Task prompt
From the entries below, extract every line that includes the word "Historical".

[Data extracted from a collection]
◆ ◆ ◆ ◆ ◆

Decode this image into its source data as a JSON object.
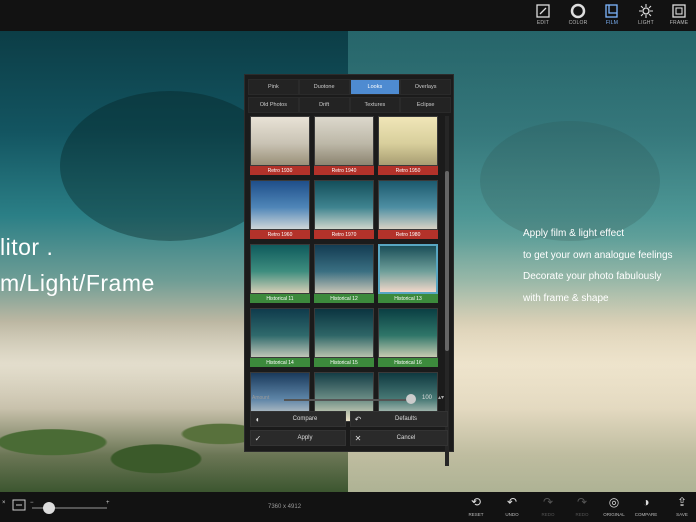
{
  "toolbar": {
    "items": [
      {
        "label": "EDIT",
        "icon": "edit-icon"
      },
      {
        "label": "COLOR",
        "icon": "color-icon"
      },
      {
        "label": "FILM",
        "icon": "film-icon"
      },
      {
        "label": "LIGHT",
        "icon": "light-icon"
      },
      {
        "label": "FRAME",
        "icon": "frame-icon"
      }
    ],
    "active": "FILM",
    "accent": "#7fb7ff"
  },
  "canvas": {
    "hero_line1": "litor .",
    "hero_line2": "m/Light/Frame",
    "pitch": [
      "Apply film & light effect",
      "to get your own analogue feelings",
      "Decorate your photo fabulously",
      "with frame & shape"
    ]
  },
  "film_panel": {
    "tabs_row1": [
      "Pink",
      "Duotone",
      "Looks",
      "Overlays"
    ],
    "tabs_row2": [
      "Old Photos",
      "Drift",
      "Textures",
      "Eclipse"
    ],
    "active_tab": "Looks",
    "presets": [
      {
        "name": "Retro 1930",
        "tag": "#b3322a"
      },
      {
        "name": "Retro 1940",
        "tag": "#b3322a"
      },
      {
        "name": "Retro 1950",
        "tag": "#b3322a"
      },
      {
        "name": "Retro 1960",
        "tag": "#b3322a"
      },
      {
        "name": "Retro 1970",
        "tag": "#b3322a"
      },
      {
        "name": "Retro 1980",
        "tag": "#b3322a"
      },
      {
        "name": "Historical 11",
        "tag": "#3c8a3c"
      },
      {
        "name": "Historical 12",
        "tag": "#3c8a3c"
      },
      {
        "name": "Historical 13",
        "tag": "#3c8a3c"
      },
      {
        "name": "Historical 14",
        "tag": "#3c8a3c"
      },
      {
        "name": "Historical 15",
        "tag": "#3c8a3c"
      },
      {
        "name": "Historical 16",
        "tag": "#3c8a3c"
      },
      {
        "name": "",
        "tag": ""
      },
      {
        "name": "",
        "tag": ""
      },
      {
        "name": "",
        "tag": ""
      }
    ],
    "selected": "Historical 13",
    "amount_label": "Amount",
    "amount_value": "100",
    "amount_fraction": 1.0,
    "compare_label": "Compare",
    "defaults_label": "Defaults",
    "apply_label": "Apply",
    "cancel_label": "Cancel"
  },
  "bottombar": {
    "dimensions": "7360 x 4912",
    "tools": [
      {
        "label": "RESET",
        "icon": "reset-icon",
        "enabled": true
      },
      {
        "label": "UNDO",
        "icon": "undo-icon",
        "enabled": true
      },
      {
        "label": "REDO",
        "icon": "redo-icon",
        "enabled": false
      },
      {
        "label": "REDO",
        "icon": "redo-icon",
        "enabled": false
      },
      {
        "label": "ORIGINAL",
        "icon": "original-icon",
        "enabled": true
      },
      {
        "label": "COMPARE",
        "icon": "compare-icon",
        "enabled": true
      },
      {
        "label": "SAVE",
        "icon": "save-icon",
        "enabled": true
      }
    ]
  }
}
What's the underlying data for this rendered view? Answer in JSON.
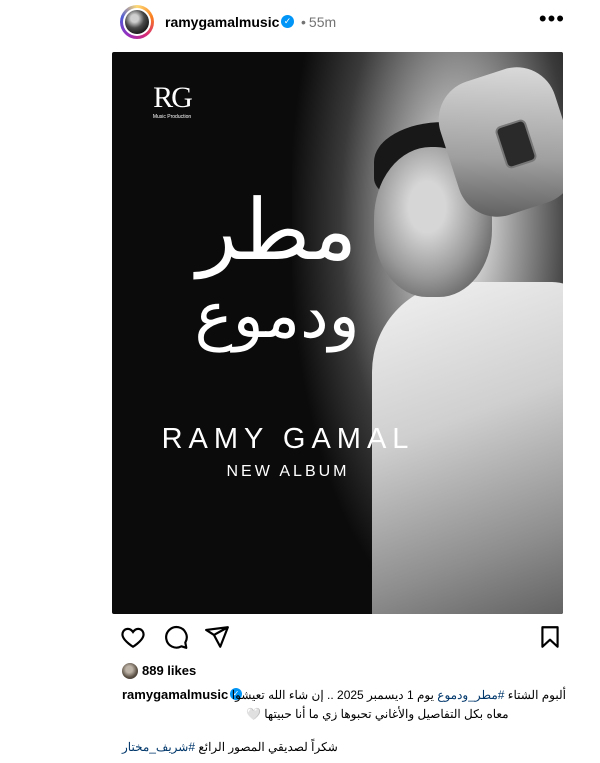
{
  "post": {
    "username": "ramygamalmusic",
    "time": "55m",
    "more_icon": "more-icon",
    "media": {
      "logo_letters": "RG",
      "logo_subtitle": "Music Production",
      "title_line1": "مطر",
      "title_line2": "ودموع",
      "artist": "RAMY GAMAL",
      "album_label": "NEW ALBUM"
    },
    "actions": [
      "heart-icon",
      "comment-icon",
      "share-icon",
      "bookmark-icon"
    ],
    "likes": "889 likes",
    "caption": {
      "username": "ramygamalmusic",
      "line1_start": "ألبوم الشتاء ",
      "line1_tag": "#مطر_ودموع",
      "line1_end": " يوم 1 ديسمبر 2025 .. إن شاء الله تعيشوا",
      "line2": "معاه بكل التفاصيل والأغاني تحبوها زي ما أنا حبيتها 🤍",
      "line3_start": "شكراً لصديقي المصور الرائع ",
      "line3_tag": "#شريف_مختار"
    },
    "colors": {
      "verified": "#0095f6",
      "hashtag": "#00376b",
      "muted": "#737373"
    }
  }
}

◆ ◆ ◆ ◆ ◆

Written response
        "name": "Historical 11",
        "name": "Historical 12",
        "name": "Historical 13",
        "name": "Historical 14",
        "name": "Historical 15",
        "name": "Historical 16",
    "selected": "Historical 13",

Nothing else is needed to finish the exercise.